Entries from a dataset
.....
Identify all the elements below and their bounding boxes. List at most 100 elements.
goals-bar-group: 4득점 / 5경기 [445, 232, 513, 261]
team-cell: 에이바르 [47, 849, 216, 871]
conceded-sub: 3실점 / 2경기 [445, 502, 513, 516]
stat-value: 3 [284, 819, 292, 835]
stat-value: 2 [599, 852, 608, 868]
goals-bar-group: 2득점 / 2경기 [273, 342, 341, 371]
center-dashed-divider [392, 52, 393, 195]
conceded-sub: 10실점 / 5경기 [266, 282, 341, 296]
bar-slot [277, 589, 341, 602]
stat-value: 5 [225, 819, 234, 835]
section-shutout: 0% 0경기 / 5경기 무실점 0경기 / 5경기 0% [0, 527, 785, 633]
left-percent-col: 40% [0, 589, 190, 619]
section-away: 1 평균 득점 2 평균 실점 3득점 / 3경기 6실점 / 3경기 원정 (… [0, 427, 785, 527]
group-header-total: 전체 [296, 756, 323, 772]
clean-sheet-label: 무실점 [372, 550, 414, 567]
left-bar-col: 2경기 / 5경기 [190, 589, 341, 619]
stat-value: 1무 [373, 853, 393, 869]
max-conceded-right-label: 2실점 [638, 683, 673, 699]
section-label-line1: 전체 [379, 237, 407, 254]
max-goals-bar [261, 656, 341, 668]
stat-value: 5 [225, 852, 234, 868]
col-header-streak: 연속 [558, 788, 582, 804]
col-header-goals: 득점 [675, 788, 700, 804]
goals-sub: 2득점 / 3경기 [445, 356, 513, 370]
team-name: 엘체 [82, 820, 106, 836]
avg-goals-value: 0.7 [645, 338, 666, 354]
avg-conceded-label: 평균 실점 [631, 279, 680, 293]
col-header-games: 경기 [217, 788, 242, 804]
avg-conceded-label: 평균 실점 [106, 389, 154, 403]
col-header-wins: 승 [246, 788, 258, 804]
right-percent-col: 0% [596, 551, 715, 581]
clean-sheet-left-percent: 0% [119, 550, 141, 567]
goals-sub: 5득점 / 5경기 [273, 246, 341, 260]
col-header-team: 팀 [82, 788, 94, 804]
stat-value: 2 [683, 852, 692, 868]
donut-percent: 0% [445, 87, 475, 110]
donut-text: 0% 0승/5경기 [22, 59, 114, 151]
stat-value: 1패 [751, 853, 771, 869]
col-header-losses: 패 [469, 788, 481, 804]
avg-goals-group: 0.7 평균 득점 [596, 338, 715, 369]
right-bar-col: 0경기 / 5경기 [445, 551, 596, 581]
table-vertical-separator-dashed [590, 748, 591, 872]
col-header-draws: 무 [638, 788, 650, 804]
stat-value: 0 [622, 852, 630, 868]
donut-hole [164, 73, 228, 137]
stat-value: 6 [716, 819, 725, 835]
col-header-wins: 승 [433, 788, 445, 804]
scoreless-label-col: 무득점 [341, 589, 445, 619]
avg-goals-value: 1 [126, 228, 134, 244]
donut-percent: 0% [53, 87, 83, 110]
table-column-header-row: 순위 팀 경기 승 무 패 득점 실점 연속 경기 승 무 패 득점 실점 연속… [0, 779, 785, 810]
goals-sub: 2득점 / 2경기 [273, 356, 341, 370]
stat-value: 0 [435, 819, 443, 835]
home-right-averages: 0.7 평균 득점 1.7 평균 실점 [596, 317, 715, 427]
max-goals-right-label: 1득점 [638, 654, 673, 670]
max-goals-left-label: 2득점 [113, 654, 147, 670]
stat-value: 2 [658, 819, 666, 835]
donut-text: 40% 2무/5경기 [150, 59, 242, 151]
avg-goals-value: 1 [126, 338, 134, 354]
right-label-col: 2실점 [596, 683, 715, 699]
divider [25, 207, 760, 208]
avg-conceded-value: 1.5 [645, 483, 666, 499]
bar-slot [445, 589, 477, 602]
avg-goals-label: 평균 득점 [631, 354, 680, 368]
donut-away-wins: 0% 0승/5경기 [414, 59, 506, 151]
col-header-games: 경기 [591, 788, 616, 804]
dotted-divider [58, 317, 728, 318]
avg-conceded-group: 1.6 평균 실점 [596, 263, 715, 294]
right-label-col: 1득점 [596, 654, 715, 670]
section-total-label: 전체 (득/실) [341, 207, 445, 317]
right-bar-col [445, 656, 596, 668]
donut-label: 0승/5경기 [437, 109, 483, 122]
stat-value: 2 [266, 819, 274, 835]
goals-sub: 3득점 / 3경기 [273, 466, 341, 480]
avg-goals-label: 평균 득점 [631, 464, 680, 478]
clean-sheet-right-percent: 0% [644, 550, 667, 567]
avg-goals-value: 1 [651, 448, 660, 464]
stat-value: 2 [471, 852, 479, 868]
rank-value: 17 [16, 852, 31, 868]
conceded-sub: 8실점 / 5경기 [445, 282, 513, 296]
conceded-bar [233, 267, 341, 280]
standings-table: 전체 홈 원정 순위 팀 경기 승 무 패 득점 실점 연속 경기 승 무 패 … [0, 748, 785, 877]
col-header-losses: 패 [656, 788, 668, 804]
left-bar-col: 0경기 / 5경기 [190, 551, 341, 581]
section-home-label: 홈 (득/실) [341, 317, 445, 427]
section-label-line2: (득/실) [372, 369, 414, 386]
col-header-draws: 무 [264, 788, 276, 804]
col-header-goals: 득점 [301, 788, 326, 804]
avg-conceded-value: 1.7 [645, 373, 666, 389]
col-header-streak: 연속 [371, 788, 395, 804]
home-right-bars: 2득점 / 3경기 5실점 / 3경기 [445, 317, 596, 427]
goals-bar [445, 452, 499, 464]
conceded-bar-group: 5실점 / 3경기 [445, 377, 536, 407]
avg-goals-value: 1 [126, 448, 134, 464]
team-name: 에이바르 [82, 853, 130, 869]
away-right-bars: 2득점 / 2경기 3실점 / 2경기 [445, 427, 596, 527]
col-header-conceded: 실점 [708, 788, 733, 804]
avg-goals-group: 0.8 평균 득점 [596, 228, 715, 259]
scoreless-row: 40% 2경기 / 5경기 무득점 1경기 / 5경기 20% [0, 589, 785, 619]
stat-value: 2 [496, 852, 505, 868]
.....
Pull every line from the records above and reproduce each one with no changes.

Identify all the elements below and their bounding boxes. List at most 100 elements.
goals-bar-group: 4득점 / 5경기 [445, 232, 513, 261]
team-cell: 에이바르 [47, 849, 216, 871]
conceded-sub: 3실점 / 2경기 [445, 502, 513, 516]
stat-value: 3 [284, 819, 292, 835]
stat-value: 2 [599, 852, 608, 868]
goals-bar-group: 2득점 / 2경기 [273, 342, 341, 371]
center-dashed-divider [392, 52, 393, 195]
conceded-sub: 10실점 / 5경기 [266, 282, 341, 296]
bar-slot [277, 589, 341, 602]
stat-value: 5 [225, 819, 234, 835]
section-shutout: 0% 0경기 / 5경기 무실점 0경기 / 5경기 0% [0, 527, 785, 633]
left-percent-col: 40% [0, 589, 190, 619]
section-away: 1 평균 득점 2 평균 실점 3득점 / 3경기 6실점 / 3경기 원정 (… [0, 427, 785, 527]
group-header-total: 전체 [296, 756, 323, 772]
clean-sheet-label: 무실점 [372, 550, 414, 567]
left-bar-col: 2경기 / 5경기 [190, 589, 341, 619]
stat-value: 1무 [373, 853, 393, 869]
max-conceded-right-label: 2실점 [638, 683, 673, 699]
section-label-line1: 전체 [379, 237, 407, 254]
max-goals-bar [261, 656, 341, 668]
stat-value: 5 [225, 852, 234, 868]
col-header-streak: 연속 [558, 788, 582, 804]
col-header-goals: 득점 [675, 788, 700, 804]
goals-sub: 2득점 / 3경기 [445, 356, 513, 370]
team-name: 엘체 [82, 820, 106, 836]
avg-goals-value: 0.7 [645, 338, 666, 354]
avg-conceded-label: 평균 실점 [631, 279, 680, 293]
col-header-games: 경기 [217, 788, 242, 804]
avg-conceded-label: 평균 실점 [106, 389, 154, 403]
col-header-wins: 승 [246, 788, 258, 804]
right-percent-col: 0% [596, 551, 715, 581]
clean-sheet-left-percent: 0% [119, 550, 141, 567]
goals-sub: 5득점 / 5경기 [273, 246, 341, 260]
col-header-team: 팀 [82, 788, 94, 804]
stat-value: 2 [683, 852, 692, 868]
donut-percent: 0% [445, 87, 475, 110]
donut-text: 0% 0승/5경기 [22, 59, 114, 151]
stat-value: 1패 [751, 853, 771, 869]
col-header-losses: 패 [469, 788, 481, 804]
avg-goals-group: 0.7 평균 득점 [596, 338, 715, 369]
right-bar-col: 0경기 / 5경기 [445, 551, 596, 581]
table-vertical-separator-dashed [590, 748, 591, 872]
col-header-draws: 무 [638, 788, 650, 804]
stat-value: 0 [622, 852, 630, 868]
donut-hole [164, 73, 228, 137]
stat-value: 6 [716, 819, 725, 835]
col-header-wins: 승 [433, 788, 445, 804]
scoreless-label-col: 무득점 [341, 589, 445, 619]
avg-goals-value: 1 [126, 228, 134, 244]
donut-percent: 0% [53, 87, 83, 110]
table-column-header-row: 순위 팀 경기 승 무 패 득점 실점 연속 경기 승 무 패 득점 실점 연속… [0, 779, 785, 810]
goals-sub: 2득점 / 2경기 [273, 356, 341, 370]
stat-value: 0 [435, 819, 443, 835]
home-right-averages: 0.7 평균 득점 1.7 평균 실점 [596, 317, 715, 427]
max-goals-right-label: 1득점 [638, 654, 673, 670]
max-goals-left-label: 2득점 [113, 654, 147, 670]
stat-value: 2 [658, 819, 666, 835]
donut-text: 40% 2무/5경기 [150, 59, 242, 151]
avg-goals-value: 1 [126, 338, 134, 354]
right-label-col: 2실점 [596, 683, 715, 699]
divider [25, 207, 760, 208]
avg-conceded-value: 1.5 [645, 483, 666, 499]
bar-slot [445, 589, 477, 602]
avg-goals-label: 평균 득점 [631, 354, 680, 368]
donut-away-wins: 0% 0승/5경기 [414, 59, 506, 151]
col-header-games: 경기 [591, 788, 616, 804]
dotted-divider [58, 317, 728, 318]
avg-conceded-group: 1.6 평균 실점 [596, 263, 715, 294]
right-label-col: 1득점 [596, 654, 715, 670]
section-total-label: 전체 (득/실) [341, 207, 445, 317]
right-bar-col [445, 656, 596, 668]
donut-label: 0승/5경기 [437, 109, 483, 122]
stat-value: 2 [266, 819, 274, 835]
goals-sub: 3득점 / 3경기 [273, 466, 341, 480]
avg-goals-label: 평균 득점 [631, 464, 680, 478]
clean-sheet-right-percent: 0% [644, 550, 667, 567]
avg-goals-value: 1 [651, 448, 660, 464]
stat-value: 2 [471, 852, 479, 868]
rank-value: 17 [16, 852, 31, 868]
conceded-sub: 8실점 / 5경기 [445, 282, 513, 296]
conceded-bar [233, 267, 341, 280]
standings-table: 전체 홈 원정 순위 팀 경기 승 무 패 득점 실점 연속 경기 승 무 패 … [0, 748, 785, 877]
col-header-losses: 패 [656, 788, 668, 804]
left-bar-col: 0경기 / 5경기 [190, 551, 341, 581]
section-home-label: 홈 (득/실) [341, 317, 445, 427]
section-label-line2: (득/실) [372, 369, 414, 386]
col-header-draws: 무 [264, 788, 276, 804]
col-header-goals: 득점 [301, 788, 326, 804]
avg-conceded-value: 1.7 [645, 373, 666, 389]
col-header-streak: 연속 [371, 788, 395, 804]
home-right-bars: 2득점 / 3경기 5실점 / 3경기 [445, 317, 596, 427]
goals-bar [445, 452, 499, 464]
conceded-bar-group: 5실점 / 3경기 [445, 377, 536, 407]
avg-goals-value: 1 [126, 448, 134, 464]
team-name: 에이바르 [82, 853, 130, 869]
away-right-bars: 2득점 / 2경기 3실점 / 2경기 [445, 427, 596, 527]
col-header-conceded: 실점 [708, 788, 733, 804]
avg-goals-group: 0.8 평균 득점 [596, 228, 715, 259]
scoreless-row: 40% 2경기 / 5경기 무득점 1경기 / 5경기 20% [0, 589, 785, 619]
stat-value: 2 [496, 852, 505, 868]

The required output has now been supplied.